TASK DESCRIPTION: Copy all lines that contain the word "không".

DATA FOR THIS EXERCISE:
"""

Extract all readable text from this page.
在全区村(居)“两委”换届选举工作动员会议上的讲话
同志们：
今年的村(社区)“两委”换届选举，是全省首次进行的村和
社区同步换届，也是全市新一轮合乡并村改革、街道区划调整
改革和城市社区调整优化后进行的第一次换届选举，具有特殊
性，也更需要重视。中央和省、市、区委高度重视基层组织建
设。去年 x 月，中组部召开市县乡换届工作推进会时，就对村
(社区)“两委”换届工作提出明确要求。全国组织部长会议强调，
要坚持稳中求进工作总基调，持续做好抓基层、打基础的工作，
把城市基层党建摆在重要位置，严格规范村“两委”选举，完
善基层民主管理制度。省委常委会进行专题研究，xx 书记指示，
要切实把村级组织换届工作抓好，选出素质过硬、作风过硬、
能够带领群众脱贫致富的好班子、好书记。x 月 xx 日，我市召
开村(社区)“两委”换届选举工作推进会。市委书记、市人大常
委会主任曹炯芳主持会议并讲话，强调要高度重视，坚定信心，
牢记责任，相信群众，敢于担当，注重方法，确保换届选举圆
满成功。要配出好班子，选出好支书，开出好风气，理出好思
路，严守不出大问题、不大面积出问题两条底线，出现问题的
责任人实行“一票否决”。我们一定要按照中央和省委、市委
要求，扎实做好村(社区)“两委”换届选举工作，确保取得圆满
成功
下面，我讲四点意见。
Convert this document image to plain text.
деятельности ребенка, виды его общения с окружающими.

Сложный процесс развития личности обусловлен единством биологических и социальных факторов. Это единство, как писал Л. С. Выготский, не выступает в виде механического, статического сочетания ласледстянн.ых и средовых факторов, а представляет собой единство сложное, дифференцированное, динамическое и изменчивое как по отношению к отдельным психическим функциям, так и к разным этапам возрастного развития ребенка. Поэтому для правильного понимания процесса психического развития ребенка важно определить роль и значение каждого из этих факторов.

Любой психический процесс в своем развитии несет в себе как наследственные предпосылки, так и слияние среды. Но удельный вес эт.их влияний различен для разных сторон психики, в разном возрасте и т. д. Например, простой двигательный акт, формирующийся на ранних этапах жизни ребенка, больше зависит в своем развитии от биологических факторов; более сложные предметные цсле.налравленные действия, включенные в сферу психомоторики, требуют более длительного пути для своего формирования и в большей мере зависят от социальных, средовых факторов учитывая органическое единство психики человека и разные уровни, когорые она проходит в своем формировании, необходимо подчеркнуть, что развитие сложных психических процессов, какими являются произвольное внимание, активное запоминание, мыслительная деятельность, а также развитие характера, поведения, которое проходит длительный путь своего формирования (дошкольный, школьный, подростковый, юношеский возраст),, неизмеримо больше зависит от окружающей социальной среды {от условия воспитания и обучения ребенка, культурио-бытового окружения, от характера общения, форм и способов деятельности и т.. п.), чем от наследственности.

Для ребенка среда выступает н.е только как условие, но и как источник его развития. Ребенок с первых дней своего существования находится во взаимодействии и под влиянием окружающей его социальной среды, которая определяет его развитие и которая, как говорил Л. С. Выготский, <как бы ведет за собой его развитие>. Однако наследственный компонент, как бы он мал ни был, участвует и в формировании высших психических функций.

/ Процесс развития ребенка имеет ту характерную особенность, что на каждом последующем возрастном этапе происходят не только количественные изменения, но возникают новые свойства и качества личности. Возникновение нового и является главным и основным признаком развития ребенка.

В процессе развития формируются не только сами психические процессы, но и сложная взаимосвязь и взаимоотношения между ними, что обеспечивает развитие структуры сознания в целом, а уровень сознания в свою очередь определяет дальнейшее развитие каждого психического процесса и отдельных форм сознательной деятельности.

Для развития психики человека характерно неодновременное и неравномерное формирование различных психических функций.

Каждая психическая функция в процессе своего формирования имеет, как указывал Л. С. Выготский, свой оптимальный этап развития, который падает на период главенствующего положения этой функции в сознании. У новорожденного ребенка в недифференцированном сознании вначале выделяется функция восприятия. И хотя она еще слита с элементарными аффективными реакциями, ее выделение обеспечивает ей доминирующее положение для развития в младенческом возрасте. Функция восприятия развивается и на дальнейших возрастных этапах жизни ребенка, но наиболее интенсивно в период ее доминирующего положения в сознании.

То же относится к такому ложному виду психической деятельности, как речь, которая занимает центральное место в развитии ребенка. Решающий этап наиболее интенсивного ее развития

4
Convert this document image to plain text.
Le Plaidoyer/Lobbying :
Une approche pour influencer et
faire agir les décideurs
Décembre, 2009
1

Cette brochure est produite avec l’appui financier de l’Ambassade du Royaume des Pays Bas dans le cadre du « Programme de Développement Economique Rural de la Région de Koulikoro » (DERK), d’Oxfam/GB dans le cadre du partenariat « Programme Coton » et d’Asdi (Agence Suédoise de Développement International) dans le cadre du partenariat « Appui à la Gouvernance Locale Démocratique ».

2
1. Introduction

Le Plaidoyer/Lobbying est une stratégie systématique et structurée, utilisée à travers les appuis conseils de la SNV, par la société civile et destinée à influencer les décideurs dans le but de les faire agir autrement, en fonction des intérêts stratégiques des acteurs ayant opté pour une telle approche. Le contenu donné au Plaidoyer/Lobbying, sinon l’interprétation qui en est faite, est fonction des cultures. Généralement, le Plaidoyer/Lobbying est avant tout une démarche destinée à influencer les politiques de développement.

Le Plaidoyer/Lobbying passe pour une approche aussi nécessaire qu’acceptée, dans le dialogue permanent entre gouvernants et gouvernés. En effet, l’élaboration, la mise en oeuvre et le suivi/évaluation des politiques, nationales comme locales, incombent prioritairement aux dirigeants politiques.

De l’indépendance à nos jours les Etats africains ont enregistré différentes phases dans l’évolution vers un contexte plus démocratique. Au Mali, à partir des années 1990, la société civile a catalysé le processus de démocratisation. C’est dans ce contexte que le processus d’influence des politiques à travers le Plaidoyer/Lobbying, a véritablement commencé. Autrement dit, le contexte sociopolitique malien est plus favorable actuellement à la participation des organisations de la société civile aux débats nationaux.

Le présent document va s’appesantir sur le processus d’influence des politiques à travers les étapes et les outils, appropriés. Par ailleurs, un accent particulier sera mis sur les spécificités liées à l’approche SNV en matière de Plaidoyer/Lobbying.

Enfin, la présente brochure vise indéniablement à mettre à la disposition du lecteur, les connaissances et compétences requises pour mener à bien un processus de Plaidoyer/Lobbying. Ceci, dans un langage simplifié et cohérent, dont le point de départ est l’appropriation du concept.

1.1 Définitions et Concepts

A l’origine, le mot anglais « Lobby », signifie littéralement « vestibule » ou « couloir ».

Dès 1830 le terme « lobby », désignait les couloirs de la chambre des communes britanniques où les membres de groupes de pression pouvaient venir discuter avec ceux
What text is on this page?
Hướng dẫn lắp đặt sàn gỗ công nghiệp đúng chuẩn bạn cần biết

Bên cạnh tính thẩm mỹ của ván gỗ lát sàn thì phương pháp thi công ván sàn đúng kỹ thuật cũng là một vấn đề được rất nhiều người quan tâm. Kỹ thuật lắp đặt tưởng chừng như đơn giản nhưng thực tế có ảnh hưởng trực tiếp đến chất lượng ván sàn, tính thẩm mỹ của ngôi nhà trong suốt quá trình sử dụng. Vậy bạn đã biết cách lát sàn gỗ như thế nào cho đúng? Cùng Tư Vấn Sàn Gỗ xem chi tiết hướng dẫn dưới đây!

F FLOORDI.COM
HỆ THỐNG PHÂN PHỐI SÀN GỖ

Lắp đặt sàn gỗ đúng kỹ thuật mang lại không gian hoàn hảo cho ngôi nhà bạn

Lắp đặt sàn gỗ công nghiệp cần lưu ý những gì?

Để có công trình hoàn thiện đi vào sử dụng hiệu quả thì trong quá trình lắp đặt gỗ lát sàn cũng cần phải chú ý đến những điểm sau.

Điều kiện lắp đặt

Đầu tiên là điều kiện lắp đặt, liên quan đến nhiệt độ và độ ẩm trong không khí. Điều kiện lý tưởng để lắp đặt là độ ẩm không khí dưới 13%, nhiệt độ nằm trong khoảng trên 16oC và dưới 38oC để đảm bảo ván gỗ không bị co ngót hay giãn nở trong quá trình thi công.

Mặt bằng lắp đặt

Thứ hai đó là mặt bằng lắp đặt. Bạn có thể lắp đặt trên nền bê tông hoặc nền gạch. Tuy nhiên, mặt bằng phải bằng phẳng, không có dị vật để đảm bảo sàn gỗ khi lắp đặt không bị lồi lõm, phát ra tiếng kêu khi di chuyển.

"""

ANSWER FOR THIS EXERCISE:
Lắp đặt sàn gỗ đúng kỹ thuật mang lại không gian hoàn hảo cho ngôi nhà bạn
Đầu tiên là điều kiện lắp đặt, liên quan đến nhiệt độ và độ ẩm trong không khí. Điều kiện lý tưởng để lắp đặt là độ ẩm không khí dưới 13%, nhiệt độ nằm trong khoảng trên 16oC và dưới 38oC để đảm bảo ván gỗ không bị co ngót hay giãn nở trong quá trình thi công.
Thứ hai đó là mặt bằng lắp đặt. Bạn có thể lắp đặt trên nền bê tông hoặc nền gạch. Tuy nhiên, mặt bằng phải bằng phẳng, không có dị vật để đảm bảo sàn gỗ khi lắp đặt không bị lồi lõm, phát ra tiếng kêu khi di chuyển.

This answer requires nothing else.